What is asked:
Repeat the data below exactly, dropping any pictures it holds.

Stored entries
════════════════

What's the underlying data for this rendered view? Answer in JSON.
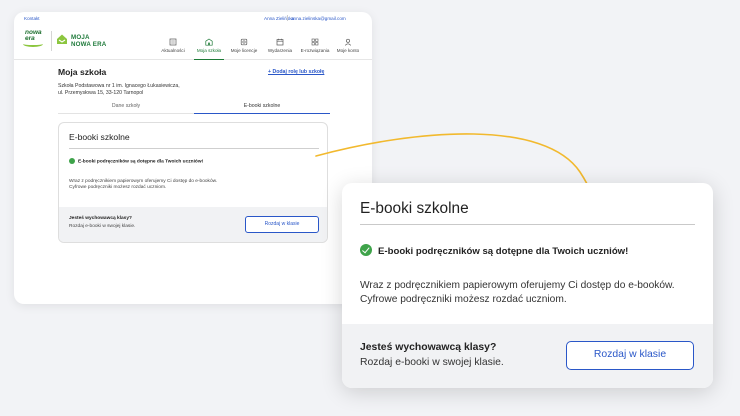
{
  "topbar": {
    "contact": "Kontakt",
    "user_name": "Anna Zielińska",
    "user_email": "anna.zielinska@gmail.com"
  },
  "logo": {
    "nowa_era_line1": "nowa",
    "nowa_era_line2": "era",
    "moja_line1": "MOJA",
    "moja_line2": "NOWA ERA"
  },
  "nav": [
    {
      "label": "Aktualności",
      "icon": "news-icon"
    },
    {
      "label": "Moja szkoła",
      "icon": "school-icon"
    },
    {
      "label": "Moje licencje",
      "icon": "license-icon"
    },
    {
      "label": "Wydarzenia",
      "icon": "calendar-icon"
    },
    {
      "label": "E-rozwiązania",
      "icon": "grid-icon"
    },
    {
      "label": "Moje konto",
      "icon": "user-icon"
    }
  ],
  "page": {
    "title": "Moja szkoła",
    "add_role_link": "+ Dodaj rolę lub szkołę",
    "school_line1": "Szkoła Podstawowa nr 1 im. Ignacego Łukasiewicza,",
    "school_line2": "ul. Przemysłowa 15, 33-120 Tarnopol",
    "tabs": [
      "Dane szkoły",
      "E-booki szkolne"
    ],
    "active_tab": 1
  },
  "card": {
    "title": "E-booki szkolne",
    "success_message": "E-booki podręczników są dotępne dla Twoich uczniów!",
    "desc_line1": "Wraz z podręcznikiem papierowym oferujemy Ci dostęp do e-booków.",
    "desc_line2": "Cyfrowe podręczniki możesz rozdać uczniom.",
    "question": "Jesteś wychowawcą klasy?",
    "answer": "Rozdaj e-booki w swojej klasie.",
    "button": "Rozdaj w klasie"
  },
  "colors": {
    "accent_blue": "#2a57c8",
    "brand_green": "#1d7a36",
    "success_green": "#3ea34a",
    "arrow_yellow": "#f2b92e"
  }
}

════════════════

The solution:
What's the underlying data for this rendered view? Answer in JSON.
{
  "topbar": {
    "contact": "Kontakt",
    "user_name": "Anna Zielińska",
    "user_email": "anna.zielinska@gmail.com"
  },
  "logo": {
    "nowa_era_line1": "nowa",
    "nowa_era_line2": "era",
    "moja_line1": "MOJA",
    "moja_line2": "NOWA ERA"
  },
  "nav": [
    {
      "label": "Aktualności",
      "icon": "news-icon"
    },
    {
      "label": "Moja szkoła",
      "icon": "school-icon"
    },
    {
      "label": "Moje licencje",
      "icon": "license-icon"
    },
    {
      "label": "Wydarzenia",
      "icon": "calendar-icon"
    },
    {
      "label": "E-rozwiązania",
      "icon": "grid-icon"
    },
    {
      "label": "Moje konto",
      "icon": "user-icon"
    }
  ],
  "page": {
    "title": "Moja szkoła",
    "add_role_link": "+ Dodaj rolę lub szkołę",
    "school_line1": "Szkoła Podstawowa nr 1 im. Ignacego Łukasiewicza,",
    "school_line2": "ul. Przemysłowa 15, 33-120 Tarnopol",
    "tabs": [
      "Dane szkoły",
      "E-booki szkolne"
    ],
    "active_tab": 1
  },
  "card": {
    "title": "E-booki szkolne",
    "success_message": "E-booki podręczników są dotępne dla Twoich uczniów!",
    "desc_line1": "Wraz z podręcznikiem papierowym oferujemy Ci dostęp do e-booków.",
    "desc_line2": "Cyfrowe podręczniki możesz rozdać uczniom.",
    "question": "Jesteś wychowawcą klasy?",
    "answer": "Rozdaj e-booki w swojej klasie.",
    "button": "Rozdaj w klasie"
  },
  "colors": {
    "accent_blue": "#2a57c8",
    "brand_green": "#1d7a36",
    "success_green": "#3ea34a",
    "arrow_yellow": "#f2b92e"
  }
}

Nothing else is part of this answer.